## WHAT IS EXPECTED
Please pull out every line that includes the string "工商管理硕士".

## INPUT RECORDS
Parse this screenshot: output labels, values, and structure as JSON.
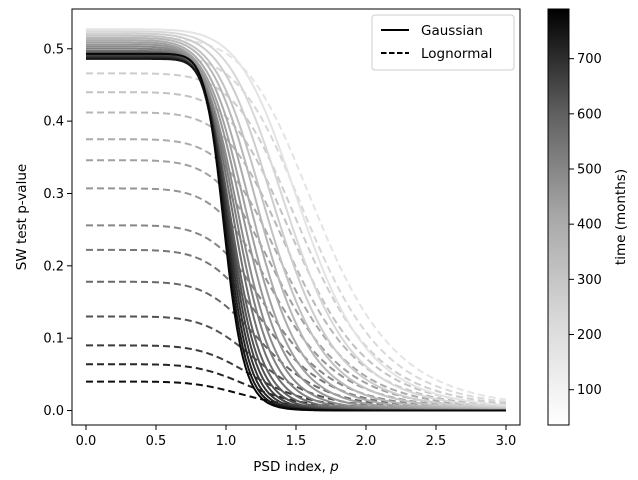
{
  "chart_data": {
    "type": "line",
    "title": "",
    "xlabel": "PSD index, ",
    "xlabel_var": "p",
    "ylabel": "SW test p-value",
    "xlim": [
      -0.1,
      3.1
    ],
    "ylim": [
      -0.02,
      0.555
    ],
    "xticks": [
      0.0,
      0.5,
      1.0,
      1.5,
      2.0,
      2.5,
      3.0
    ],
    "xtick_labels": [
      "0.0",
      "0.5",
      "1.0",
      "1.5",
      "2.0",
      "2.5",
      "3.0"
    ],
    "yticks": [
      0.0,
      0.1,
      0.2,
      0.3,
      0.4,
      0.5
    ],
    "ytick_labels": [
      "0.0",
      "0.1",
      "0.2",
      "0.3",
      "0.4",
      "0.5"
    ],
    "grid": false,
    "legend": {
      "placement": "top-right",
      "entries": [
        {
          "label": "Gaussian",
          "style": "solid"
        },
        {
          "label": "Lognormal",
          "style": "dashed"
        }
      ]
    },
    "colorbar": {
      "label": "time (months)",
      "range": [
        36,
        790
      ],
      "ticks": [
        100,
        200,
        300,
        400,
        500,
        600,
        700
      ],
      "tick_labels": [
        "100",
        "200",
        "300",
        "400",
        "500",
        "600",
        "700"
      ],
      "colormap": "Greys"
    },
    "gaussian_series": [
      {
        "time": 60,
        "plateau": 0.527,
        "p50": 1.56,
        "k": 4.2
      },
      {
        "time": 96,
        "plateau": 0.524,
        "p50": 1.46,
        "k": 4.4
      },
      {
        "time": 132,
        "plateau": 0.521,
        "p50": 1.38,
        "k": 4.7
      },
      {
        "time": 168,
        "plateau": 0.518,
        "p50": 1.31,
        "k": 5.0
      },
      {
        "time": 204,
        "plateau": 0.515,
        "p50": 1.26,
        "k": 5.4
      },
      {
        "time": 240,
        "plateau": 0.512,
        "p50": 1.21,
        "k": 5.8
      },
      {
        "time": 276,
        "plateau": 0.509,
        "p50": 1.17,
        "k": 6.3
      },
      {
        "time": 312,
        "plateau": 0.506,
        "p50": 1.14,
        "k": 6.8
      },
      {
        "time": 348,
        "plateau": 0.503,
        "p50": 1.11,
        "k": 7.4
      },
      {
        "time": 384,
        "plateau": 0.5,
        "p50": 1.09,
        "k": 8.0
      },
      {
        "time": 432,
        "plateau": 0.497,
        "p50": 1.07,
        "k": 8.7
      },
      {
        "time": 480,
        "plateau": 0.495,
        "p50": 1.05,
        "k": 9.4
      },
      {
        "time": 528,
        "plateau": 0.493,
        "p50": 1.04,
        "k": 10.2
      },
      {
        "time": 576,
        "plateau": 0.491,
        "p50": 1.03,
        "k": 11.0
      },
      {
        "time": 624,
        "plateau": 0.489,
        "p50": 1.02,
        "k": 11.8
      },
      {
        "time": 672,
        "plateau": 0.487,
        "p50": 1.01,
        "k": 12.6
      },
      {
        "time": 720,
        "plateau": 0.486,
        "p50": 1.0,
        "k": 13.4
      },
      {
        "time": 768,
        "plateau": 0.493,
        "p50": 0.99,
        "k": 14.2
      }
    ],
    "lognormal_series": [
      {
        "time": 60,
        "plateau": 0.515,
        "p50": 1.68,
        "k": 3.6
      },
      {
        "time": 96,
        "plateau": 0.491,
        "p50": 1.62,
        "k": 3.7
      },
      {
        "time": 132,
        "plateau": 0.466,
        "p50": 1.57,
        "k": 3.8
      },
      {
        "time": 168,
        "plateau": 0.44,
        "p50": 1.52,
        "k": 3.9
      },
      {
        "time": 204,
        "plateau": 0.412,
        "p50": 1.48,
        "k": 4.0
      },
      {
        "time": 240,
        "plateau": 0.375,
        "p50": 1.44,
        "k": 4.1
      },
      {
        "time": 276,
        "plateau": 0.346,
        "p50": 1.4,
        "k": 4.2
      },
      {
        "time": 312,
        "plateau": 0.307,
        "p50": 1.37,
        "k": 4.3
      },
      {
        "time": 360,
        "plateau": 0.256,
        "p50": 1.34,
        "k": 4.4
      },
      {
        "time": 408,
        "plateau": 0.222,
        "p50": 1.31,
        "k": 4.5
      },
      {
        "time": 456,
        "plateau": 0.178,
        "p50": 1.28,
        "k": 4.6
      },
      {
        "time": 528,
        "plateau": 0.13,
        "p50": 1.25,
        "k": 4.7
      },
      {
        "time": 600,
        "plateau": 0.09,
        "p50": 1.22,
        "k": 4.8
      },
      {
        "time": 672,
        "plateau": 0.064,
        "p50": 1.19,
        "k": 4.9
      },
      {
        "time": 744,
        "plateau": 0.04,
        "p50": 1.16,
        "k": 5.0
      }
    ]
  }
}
---
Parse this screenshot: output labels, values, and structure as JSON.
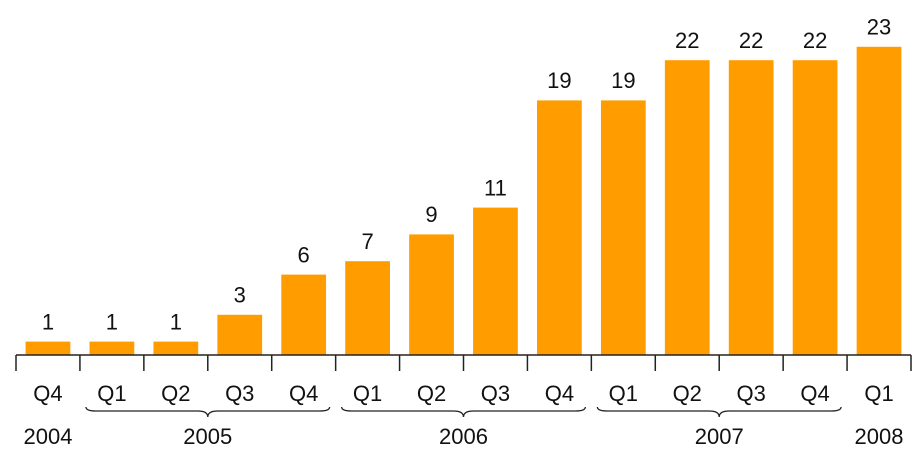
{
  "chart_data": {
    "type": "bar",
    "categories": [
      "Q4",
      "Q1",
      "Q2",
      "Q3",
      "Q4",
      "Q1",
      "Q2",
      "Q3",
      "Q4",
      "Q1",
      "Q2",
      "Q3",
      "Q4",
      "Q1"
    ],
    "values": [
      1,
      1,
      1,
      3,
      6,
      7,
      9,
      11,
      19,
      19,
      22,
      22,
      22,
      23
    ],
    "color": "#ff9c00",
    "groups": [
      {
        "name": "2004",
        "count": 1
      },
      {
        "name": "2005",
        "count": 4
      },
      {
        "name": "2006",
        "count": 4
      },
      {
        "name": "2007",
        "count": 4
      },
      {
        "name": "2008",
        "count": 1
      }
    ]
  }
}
* * *
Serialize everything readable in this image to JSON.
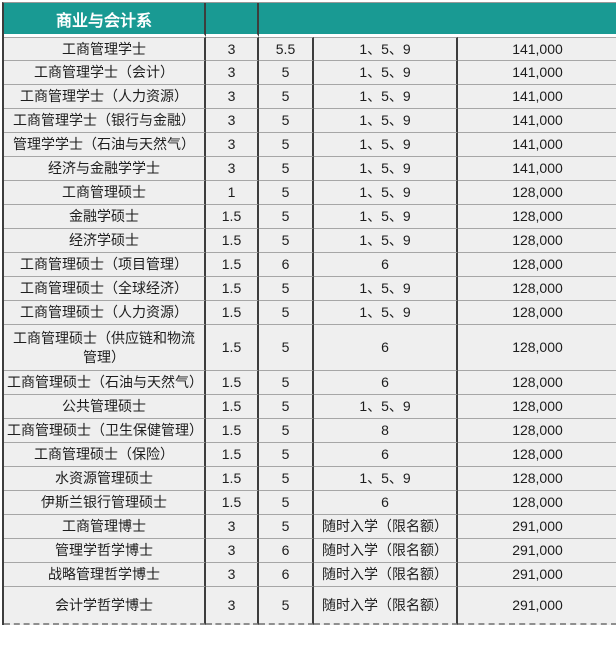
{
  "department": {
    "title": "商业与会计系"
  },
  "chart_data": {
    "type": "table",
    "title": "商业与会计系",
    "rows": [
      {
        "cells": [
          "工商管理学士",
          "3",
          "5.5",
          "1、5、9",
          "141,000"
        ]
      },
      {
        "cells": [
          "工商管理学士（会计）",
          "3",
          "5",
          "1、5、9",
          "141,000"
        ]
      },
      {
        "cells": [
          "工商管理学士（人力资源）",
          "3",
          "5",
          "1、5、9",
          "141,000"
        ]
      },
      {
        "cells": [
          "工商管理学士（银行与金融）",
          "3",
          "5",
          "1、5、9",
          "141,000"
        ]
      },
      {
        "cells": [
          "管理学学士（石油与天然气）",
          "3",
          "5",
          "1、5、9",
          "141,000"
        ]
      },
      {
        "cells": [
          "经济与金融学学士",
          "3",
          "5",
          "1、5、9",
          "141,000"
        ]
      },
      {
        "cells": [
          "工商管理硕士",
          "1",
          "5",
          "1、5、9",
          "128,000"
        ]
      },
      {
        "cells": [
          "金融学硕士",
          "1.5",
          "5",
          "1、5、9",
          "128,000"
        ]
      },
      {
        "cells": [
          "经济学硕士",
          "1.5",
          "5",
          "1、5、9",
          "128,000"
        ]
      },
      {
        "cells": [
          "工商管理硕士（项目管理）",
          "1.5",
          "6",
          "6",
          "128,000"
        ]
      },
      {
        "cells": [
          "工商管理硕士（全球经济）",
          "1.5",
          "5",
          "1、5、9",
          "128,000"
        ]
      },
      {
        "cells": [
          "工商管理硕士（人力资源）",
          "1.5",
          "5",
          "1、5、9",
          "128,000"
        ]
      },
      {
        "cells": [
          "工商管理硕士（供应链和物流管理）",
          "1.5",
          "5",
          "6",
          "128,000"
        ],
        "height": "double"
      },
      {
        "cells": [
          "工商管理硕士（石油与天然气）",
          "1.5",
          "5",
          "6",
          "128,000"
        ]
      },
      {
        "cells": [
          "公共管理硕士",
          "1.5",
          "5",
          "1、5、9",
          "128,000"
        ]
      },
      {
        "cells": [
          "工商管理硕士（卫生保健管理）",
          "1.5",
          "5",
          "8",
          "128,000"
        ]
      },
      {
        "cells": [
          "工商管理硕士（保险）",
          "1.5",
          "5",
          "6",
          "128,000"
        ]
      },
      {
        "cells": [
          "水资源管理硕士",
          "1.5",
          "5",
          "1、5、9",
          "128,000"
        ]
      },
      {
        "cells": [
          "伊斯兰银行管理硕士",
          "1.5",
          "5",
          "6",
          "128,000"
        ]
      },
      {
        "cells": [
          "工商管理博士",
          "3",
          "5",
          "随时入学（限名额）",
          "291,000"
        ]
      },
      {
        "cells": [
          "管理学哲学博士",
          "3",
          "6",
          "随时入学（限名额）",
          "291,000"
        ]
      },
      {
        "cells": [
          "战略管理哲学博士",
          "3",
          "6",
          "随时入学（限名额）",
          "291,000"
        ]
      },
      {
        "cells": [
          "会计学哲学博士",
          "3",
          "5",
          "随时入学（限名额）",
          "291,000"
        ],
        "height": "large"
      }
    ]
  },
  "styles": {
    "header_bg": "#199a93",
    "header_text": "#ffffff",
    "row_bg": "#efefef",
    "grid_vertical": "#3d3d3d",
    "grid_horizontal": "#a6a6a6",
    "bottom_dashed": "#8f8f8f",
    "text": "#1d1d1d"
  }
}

## TASK RESULT
          "工商管理硕士",
          "工商管理硕士（项目管理）",
          "工商管理硕士（全球经济）",
          "工商管理硕士（人力资源）",
          "工商管理硕士（供应链和物流管理）",
          "工商管理硕士（石油与天然气）",
          "工商管理硕士（卫生保健管理）",
          "工商管理硕士（保险）",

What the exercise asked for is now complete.